=== EXERCISE DESCRIPTION ===
Return all lines from the listing below in which the string "donc" occurs.

=== DATASET ROWS ===
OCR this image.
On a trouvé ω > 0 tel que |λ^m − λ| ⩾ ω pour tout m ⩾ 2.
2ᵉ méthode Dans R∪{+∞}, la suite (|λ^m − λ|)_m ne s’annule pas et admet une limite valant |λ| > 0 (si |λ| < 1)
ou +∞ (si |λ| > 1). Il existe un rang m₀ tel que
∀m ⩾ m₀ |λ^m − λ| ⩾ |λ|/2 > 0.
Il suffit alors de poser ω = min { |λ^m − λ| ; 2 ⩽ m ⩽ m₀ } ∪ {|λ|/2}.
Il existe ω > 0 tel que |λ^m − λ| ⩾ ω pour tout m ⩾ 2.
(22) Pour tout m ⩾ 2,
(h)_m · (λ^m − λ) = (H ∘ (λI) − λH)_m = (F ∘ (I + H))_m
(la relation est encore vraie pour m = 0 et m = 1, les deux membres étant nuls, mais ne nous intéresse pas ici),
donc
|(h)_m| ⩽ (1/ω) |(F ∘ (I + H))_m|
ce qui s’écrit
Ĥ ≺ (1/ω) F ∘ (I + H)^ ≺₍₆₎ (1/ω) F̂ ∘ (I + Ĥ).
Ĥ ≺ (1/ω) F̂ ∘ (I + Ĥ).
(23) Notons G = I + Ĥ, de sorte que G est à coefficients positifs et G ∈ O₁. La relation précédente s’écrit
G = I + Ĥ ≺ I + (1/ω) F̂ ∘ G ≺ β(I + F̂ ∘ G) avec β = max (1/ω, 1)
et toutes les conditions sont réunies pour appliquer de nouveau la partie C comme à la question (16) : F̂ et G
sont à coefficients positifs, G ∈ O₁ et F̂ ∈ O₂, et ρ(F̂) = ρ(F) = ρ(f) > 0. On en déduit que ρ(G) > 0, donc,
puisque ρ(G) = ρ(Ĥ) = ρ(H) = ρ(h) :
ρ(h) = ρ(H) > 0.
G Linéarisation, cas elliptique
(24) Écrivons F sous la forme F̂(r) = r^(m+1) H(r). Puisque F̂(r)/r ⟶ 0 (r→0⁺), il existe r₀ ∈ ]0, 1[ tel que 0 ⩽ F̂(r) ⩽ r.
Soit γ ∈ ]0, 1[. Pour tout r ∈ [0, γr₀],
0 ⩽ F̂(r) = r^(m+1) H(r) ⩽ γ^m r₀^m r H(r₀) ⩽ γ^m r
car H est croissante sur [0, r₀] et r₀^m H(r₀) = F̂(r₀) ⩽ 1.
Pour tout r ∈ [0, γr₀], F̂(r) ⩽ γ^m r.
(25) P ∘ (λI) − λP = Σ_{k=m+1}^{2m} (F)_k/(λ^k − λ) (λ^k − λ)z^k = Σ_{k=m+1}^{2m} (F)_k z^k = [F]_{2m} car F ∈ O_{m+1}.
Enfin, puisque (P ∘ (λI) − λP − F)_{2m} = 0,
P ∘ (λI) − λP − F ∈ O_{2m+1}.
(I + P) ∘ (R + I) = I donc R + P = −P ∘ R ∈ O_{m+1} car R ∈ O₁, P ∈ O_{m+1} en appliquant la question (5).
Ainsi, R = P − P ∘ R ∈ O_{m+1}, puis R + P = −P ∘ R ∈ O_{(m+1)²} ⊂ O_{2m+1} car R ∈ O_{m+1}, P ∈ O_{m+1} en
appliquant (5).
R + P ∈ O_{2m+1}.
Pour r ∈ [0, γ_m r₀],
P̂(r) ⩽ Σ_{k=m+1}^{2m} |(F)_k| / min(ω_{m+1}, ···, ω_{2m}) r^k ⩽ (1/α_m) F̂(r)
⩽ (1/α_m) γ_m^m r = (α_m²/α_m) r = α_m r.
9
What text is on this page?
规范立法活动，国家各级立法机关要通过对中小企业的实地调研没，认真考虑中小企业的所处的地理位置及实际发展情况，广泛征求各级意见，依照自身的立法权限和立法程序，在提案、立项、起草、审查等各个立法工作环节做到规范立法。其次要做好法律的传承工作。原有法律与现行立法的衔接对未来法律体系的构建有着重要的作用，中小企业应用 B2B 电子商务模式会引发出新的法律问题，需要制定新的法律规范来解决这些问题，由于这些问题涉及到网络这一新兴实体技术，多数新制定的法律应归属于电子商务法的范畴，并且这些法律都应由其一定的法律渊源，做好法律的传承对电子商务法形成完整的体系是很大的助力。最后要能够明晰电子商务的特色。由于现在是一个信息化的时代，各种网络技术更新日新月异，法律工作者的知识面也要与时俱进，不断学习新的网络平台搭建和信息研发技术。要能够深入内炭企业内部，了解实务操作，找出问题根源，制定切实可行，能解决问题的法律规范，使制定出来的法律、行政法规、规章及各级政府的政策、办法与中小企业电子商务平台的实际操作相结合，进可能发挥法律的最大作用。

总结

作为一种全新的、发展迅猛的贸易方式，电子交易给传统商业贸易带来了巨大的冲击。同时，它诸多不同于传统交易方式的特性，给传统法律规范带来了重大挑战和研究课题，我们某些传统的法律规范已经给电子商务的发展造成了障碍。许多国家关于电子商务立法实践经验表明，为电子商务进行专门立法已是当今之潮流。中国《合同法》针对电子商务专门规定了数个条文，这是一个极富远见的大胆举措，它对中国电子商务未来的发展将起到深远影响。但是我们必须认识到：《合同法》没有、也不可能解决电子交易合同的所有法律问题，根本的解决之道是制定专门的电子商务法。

=== EXERCISE SOLUTION ===
donc
sont à coefficients positifs, G ∈ O₁ et F̂ ∈ O₂, et ρ(F̂) = ρ(F) = ρ(f) > 0. On en déduit que ρ(G) > 0, donc,
(I + P) ∘ (R + I) = I donc R + P = −P ∘ R ∈ O_{m+1} car R ∈ O₁, P ∈ O_{m+1} en appliquant la question (5).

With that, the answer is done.